REQUIRED TASK - Tell how many lines include the string "Oslo". Answer with a single number.

TASK DATA -
-- BEGIN --
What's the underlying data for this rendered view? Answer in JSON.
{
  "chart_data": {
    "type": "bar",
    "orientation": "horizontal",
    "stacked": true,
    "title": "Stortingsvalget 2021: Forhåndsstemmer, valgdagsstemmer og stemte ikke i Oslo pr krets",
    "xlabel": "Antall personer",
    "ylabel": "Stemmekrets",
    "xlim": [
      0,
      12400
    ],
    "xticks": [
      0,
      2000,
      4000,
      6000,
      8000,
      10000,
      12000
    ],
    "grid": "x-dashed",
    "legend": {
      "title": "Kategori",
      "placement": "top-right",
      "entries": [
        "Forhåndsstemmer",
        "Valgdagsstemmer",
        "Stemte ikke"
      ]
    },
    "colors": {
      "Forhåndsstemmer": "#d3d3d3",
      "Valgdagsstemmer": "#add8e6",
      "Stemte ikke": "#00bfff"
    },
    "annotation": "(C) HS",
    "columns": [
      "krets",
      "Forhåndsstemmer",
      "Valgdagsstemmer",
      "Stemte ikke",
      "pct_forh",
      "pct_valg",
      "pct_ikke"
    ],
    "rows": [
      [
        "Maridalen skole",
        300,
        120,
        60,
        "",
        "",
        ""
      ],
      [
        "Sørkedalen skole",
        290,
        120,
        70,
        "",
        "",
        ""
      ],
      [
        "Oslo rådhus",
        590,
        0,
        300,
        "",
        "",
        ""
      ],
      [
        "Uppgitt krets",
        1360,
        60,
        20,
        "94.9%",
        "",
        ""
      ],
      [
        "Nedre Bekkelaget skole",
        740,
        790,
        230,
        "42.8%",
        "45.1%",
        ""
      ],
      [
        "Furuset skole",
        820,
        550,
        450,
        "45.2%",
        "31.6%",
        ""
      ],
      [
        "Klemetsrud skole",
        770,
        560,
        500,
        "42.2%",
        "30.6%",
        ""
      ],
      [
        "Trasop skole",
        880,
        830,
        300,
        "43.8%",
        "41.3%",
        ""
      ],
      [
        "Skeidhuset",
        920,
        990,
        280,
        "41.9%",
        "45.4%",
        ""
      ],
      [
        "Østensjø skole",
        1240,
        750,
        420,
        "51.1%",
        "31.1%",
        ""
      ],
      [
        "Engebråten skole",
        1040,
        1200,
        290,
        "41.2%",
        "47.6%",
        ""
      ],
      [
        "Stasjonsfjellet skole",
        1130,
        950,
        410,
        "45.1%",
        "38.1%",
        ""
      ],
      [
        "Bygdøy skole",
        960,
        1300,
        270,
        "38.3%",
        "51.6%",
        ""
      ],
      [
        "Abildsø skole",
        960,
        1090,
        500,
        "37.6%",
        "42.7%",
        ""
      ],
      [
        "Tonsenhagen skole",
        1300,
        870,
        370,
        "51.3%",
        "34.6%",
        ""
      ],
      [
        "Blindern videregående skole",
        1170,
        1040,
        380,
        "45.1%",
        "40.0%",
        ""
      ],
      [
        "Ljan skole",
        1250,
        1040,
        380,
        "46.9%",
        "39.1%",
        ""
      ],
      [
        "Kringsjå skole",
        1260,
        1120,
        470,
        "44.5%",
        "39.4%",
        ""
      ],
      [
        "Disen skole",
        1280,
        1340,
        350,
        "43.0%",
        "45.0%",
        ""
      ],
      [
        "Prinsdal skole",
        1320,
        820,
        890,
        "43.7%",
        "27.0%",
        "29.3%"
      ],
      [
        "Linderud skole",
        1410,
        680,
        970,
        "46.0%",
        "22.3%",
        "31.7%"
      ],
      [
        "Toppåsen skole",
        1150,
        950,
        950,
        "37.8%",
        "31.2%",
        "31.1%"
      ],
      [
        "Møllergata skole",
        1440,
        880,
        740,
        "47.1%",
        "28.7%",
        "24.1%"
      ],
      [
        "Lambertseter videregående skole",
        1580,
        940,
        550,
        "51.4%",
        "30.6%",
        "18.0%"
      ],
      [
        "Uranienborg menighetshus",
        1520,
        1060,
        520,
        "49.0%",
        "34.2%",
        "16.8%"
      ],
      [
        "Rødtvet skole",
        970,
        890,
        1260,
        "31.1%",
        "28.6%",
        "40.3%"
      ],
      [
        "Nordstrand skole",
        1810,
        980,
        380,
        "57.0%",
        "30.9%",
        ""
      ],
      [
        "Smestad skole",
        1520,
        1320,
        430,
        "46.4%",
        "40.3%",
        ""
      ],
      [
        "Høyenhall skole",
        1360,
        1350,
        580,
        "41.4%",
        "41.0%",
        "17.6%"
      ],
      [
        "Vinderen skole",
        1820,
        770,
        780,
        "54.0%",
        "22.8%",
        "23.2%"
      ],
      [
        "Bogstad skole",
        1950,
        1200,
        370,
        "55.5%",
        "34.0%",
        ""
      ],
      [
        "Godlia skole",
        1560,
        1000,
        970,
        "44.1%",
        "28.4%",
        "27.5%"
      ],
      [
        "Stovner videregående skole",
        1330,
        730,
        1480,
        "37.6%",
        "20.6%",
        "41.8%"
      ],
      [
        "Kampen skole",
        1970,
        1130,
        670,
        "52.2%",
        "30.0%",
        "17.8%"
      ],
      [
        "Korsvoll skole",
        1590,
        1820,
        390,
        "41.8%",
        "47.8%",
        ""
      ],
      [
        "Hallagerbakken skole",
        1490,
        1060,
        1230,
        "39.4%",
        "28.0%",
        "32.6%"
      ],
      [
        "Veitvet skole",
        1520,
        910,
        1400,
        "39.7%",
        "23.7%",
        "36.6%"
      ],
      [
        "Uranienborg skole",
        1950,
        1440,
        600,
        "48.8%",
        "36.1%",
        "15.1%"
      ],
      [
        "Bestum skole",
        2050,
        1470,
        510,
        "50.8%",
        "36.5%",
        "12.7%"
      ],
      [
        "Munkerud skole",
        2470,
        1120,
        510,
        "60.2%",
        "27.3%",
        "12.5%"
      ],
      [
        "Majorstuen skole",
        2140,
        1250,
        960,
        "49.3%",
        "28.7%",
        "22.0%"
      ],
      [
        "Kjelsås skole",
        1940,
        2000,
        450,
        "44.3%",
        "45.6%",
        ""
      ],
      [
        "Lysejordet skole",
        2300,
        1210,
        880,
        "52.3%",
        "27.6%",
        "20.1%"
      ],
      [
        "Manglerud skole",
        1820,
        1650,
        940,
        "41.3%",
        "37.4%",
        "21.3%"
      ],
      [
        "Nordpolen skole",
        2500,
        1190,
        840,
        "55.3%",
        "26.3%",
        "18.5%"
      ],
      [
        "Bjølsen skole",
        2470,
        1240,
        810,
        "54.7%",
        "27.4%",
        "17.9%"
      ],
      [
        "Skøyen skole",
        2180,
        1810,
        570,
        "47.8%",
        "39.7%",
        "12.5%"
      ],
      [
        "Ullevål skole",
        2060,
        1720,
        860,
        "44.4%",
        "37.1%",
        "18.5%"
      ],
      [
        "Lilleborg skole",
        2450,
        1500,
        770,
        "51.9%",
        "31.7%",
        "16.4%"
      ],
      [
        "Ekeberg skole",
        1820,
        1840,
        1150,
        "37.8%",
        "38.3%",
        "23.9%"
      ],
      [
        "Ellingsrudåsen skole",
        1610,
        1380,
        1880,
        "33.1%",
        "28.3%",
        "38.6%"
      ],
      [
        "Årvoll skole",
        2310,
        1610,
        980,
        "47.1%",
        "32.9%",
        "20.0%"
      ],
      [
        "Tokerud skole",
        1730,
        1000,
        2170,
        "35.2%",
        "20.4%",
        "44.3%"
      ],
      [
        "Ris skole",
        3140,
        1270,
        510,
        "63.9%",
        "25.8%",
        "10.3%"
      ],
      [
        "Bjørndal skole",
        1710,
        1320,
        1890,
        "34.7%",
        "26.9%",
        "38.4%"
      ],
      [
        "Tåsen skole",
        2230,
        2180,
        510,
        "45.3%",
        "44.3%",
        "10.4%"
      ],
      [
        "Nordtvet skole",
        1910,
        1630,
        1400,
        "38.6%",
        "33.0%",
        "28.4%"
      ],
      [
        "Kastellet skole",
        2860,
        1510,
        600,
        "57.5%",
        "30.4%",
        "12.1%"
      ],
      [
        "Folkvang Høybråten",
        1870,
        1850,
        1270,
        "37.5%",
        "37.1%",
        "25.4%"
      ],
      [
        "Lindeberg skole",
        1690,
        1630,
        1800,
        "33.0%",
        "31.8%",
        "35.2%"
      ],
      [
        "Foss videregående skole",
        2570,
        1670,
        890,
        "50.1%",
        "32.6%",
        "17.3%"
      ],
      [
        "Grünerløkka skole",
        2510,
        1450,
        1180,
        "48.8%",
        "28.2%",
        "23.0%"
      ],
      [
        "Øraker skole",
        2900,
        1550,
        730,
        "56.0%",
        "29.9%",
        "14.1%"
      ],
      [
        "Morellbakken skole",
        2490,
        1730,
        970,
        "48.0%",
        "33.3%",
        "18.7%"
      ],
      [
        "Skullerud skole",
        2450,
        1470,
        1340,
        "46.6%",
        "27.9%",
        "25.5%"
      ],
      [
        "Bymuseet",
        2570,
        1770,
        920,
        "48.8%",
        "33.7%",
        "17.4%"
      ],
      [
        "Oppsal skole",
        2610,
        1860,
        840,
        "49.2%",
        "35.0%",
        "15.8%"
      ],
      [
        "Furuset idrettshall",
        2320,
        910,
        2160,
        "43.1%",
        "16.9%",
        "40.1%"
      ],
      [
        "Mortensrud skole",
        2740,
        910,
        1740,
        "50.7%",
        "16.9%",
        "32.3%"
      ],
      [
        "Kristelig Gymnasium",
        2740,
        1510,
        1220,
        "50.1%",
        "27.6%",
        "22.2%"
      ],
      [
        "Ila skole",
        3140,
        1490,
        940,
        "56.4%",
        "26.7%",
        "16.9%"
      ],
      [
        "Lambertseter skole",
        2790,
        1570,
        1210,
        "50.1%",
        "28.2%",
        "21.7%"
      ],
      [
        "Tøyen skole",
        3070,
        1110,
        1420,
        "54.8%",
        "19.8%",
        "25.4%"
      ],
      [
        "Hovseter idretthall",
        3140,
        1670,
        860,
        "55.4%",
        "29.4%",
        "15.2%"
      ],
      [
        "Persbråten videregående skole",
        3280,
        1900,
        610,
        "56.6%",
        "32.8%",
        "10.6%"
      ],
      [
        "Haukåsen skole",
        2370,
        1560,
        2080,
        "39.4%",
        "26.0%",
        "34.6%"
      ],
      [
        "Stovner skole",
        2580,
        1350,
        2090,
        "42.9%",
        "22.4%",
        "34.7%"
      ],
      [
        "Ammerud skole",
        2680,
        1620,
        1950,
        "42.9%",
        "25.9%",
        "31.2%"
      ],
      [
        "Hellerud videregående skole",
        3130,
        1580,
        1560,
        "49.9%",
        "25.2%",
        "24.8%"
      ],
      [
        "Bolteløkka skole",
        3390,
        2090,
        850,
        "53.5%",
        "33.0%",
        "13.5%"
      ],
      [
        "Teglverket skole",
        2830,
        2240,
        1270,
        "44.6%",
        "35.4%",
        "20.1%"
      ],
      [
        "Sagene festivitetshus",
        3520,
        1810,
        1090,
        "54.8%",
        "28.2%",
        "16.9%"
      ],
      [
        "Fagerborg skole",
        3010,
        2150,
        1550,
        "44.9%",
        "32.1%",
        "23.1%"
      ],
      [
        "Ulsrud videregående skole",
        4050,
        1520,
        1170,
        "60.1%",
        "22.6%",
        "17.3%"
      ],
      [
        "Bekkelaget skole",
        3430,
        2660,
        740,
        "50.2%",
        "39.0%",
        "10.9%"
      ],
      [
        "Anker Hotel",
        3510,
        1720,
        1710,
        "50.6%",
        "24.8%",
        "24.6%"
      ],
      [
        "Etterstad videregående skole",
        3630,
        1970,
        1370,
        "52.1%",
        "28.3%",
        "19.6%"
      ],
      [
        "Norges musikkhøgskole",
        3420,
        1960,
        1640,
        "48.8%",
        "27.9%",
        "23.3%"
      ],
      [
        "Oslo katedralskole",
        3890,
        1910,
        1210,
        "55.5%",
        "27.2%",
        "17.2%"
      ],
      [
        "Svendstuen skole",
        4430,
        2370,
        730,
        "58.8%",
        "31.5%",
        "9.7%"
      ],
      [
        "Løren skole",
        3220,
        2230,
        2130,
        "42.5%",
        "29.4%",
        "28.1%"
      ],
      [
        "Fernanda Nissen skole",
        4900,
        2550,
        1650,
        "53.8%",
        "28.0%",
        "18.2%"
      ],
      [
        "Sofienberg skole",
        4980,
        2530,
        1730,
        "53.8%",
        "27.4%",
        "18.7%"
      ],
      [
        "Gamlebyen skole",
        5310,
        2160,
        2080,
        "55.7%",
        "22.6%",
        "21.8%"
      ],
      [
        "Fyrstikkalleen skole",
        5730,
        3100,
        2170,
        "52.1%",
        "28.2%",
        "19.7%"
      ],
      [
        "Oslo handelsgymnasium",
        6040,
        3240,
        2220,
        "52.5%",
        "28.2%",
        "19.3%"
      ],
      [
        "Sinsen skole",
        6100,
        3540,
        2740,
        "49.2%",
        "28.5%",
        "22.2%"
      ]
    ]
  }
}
-- END --
EXERCISE RESPONSE - 4